* **EXERCISE**
Find each line in the material below that contains the string "from", and copy those lines out in full.
++++ DATA SECTION ++++
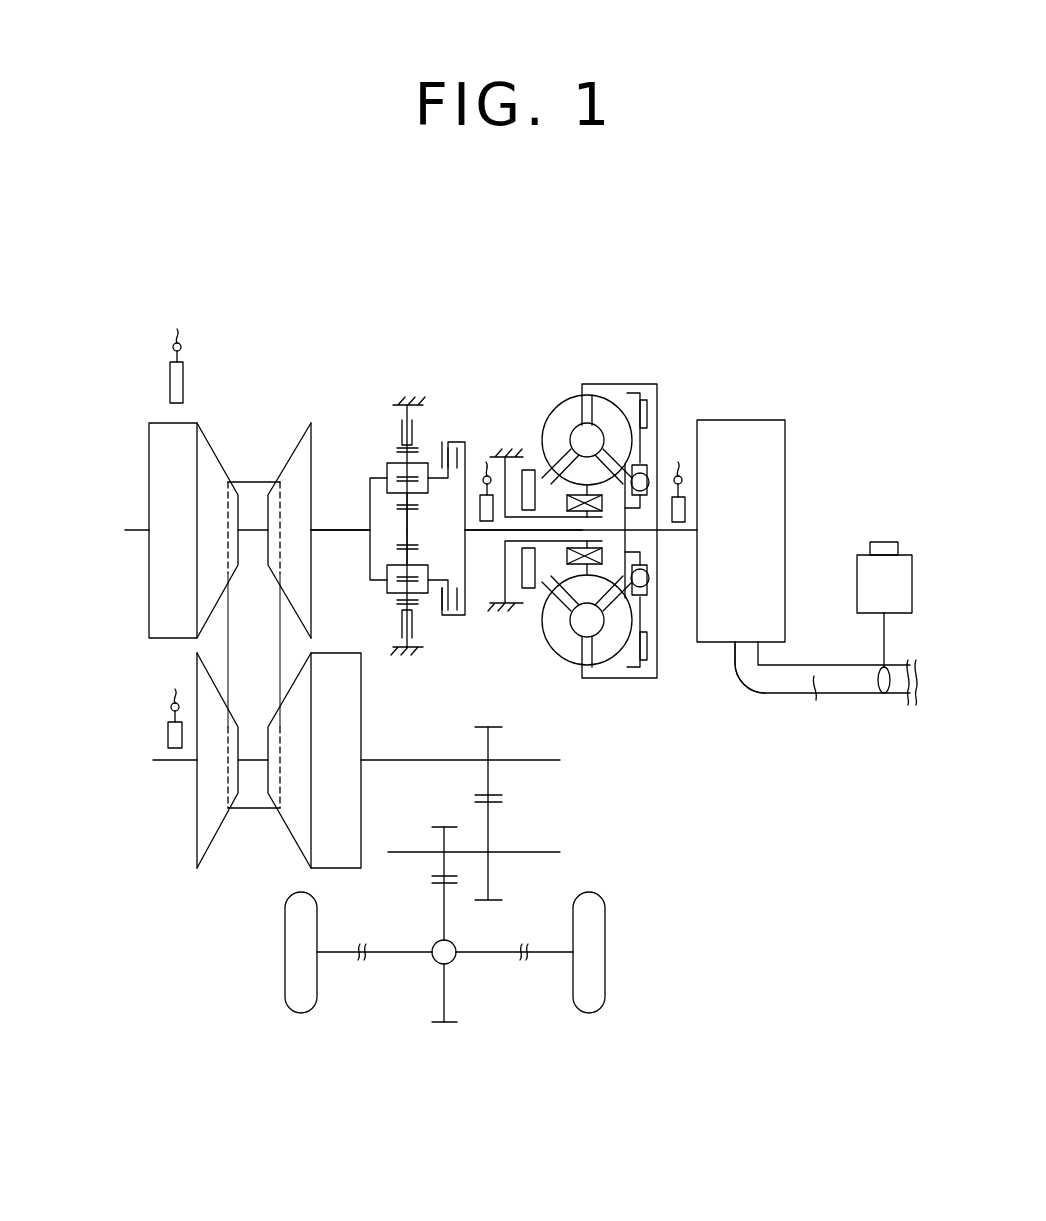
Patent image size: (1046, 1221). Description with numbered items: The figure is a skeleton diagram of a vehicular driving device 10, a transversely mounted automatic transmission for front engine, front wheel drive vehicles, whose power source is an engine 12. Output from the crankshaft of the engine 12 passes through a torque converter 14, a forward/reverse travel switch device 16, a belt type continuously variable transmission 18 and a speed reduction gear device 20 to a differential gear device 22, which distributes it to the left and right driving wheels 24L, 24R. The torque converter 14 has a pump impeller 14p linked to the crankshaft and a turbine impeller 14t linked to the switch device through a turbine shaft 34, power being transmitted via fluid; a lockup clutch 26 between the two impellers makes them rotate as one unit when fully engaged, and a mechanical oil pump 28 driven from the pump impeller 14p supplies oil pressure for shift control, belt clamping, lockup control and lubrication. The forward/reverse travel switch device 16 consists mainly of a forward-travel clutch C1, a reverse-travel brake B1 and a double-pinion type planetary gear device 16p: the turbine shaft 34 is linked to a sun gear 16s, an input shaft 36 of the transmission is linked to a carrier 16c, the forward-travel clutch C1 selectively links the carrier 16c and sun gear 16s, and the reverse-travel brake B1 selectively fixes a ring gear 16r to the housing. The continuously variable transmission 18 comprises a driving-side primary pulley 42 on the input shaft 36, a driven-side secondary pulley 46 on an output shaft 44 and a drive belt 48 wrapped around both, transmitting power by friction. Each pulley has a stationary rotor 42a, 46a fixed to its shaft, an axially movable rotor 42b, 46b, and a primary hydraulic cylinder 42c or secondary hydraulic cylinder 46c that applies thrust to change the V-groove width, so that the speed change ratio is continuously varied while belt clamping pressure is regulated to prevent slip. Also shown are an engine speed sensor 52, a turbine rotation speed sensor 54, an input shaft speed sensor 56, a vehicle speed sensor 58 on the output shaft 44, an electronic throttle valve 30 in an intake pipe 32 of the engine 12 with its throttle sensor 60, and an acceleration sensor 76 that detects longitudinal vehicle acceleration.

The vehicular driving device 10 is at (587, 293).
The engine 12 is at (773, 497).
The torque converter 14 is at (593, 519).
The pump impeller 14p is at (560, 640).
The turbine impeller 14t is at (605, 655).
The forward/reverse travel switch device 16 is at (394, 467).
The carrier 16c is at (387, 468).
The double-pinion type planetary gear device 16p is at (373, 385).
The ring gear 16r is at (400, 617).
The sun gear 16s is at (397, 537).
The belt type continuously variable transmission 18 is at (274, 666).
The speed reduction gear device 20 is at (553, 820).
The differential gear device 22 is at (437, 960).
The left driving wheel 24L is at (297, 960).
The right driving wheel 24R is at (595, 960).
The lockup clutch 26 is at (645, 410).
The mechanical oil pump 28 is at (532, 470).
The electronic throttle valve 30 is at (826, 696).
The intake pipe 32 is at (817, 693).
The turbine shaft 34 is at (473, 547).
The input shaft 36 is at (330, 527).
The driving-side pulley (primary pulley) 42 is at (208, 540).
The stationary rotor 42a is at (298, 467).
The movable rotor 42b is at (208, 460).
The driving-side hydraulic cylinder (primary hydraulic cylinder) 42c is at (157, 455).
The output shaft 44 is at (412, 760).
The driven-side pulley (secondary pulley) 46 is at (274, 785).
The stationary rotor 46a is at (207, 815).
The movable rotor 46b is at (297, 812).
The driven-side hydraulic cylinder (secondary hydraulic cylinder) 46c is at (345, 728).
The drive belt 48 is at (257, 480).
The engine speed sensor 52 is at (677, 495).
The turbine rotation speed sensor 54 is at (478, 497).
The input shaft speed sensor 56 is at (183, 380).
The vehicle speed sensor (output shaft speed sensor) 58 is at (168, 735).
The throttle sensor 60 is at (882, 547).
The acceleration sensor 76 is at (866, 585).
The reverse-travel brake B1 is at (393, 436).
The forward-travel clutch C1 is at (449, 515).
++++
* **WRITTEN SOLUTION**
Patent image size: (1046, 1221). Description with numbered items: The figure is a skeleton diagram of a vehicular driving device 10, a transversely mounted automatic transmission for front engine, front wheel drive vehicles, whose power source is an engine 12. Output from the crankshaft of the engine 12 passes through a torque converter 14, a forward/reverse travel switch device 16, a belt type continuously variable transmission 18 and a speed reduction gear device 20 to a differential gear device 22, which distributes it to the left and right driving wheels 24L, 24R. The torque converter 14 has a pump impeller 14p linked to the crankshaft and a turbine impeller 14t linked to the switch device through a turbine shaft 34, power being transmitted via fluid; a lockup clutch 26 between the two impellers makes them rotate as one unit when fully engaged, and a mechanical oil pump 28 driven from the pump impeller 14p supplies oil pressure for shift control, belt clamping, lockup control and lubrication. The forward/reverse travel switch device 16 consists mainly of a forward-travel clutch C1, a reverse-travel brake B1 and a double-pinion type planetary gear device 16p: the turbine shaft 34 is linked to a sun gear 16s, an input shaft 36 of the transmission is linked to a carrier 16c, the forward-travel clutch C1 selectively links the carrier 16c and sun gear 16s, and the reverse-travel brake B1 selectively fixes a ring gear 16r to the housing. The continuously variable transmission 18 comprises a driving-side primary pulley 42 on the input shaft 36, a driven-side secondary pulley 46 on an output shaft 44 and a drive belt 48 wrapped around both, transmitting power by friction. Each pulley has a stationary rotor 42a, 46a fixed to its shaft, an axially movable rotor 42b, 46b, and a primary hydraulic cylinder 42c or secondary hydraulic cylinder 46c that applies thrust to change the V-groove width, so that the speed change ratio is continuously varied while belt clamping pressure is regulated to prevent slip. Also shown are an engine speed sensor 52, a turbine rotation speed sensor 54, an input shaft speed sensor 56, a vehicle speed sensor 58 on the output shaft 44, an electronic throttle valve 30 in an intake pipe 32 of the engine 12 with its throttle sensor 60, and an acceleration sensor 76 that detects longitudinal vehicle acceleration.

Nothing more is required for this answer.